Recorded data:
%%

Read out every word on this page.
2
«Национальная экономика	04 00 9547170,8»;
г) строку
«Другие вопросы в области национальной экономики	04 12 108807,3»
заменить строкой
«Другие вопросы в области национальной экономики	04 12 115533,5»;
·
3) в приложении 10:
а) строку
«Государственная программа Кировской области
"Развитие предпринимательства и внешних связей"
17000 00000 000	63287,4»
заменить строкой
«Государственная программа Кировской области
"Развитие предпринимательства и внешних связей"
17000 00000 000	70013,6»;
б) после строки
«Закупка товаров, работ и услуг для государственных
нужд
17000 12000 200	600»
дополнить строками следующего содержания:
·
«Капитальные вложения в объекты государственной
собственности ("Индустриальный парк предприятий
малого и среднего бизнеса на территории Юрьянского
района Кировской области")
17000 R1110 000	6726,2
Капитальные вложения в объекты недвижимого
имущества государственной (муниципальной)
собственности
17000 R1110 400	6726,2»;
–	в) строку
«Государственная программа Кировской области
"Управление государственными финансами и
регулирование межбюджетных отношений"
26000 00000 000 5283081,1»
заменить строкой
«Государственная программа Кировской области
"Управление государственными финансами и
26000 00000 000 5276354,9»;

%%

◆ Task objective ◆
Print the entries exactly. Include every one.

◆ Response for this exercise ◆
Read out every word on this page.
2
«Национальная экономика	04 00 9547170,8»;
г) строку
«Другие вопросы в области национальной экономики	04 12 108807,3»
заменить строкой
«Другие вопросы в области национальной экономики	04 12 115533,5»;
·
3) в приложении 10:
а) строку
«Государственная программа Кировской области
"Развитие предпринимательства и внешних связей"
17000 00000 000	63287,4»
заменить строкой
«Государственная программа Кировской области
"Развитие предпринимательства и внешних связей"
17000 00000 000	70013,6»;
б) после строки
«Закупка товаров, работ и услуг для государственных
нужд
17000 12000 200	600»
дополнить строками следующего содержания:
·
«Капитальные вложения в объекты государственной
собственности ("Индустриальный парк предприятий
малого и среднего бизнеса на территории Юрьянского
района Кировской области")
17000 R1110 000	6726,2
Капитальные вложения в объекты недвижимого
имущества государственной (муниципальной)
собственности
17000 R1110 400	6726,2»;
–	в) строку
«Государственная программа Кировской области
"Управление государственными финансами и
регулирование межбюджетных отношений"
26000 00000 000 5283081,1»
заменить строкой
«Государственная программа Кировской области
"Управление государственными финансами и
26000 00000 000 5276354,9»;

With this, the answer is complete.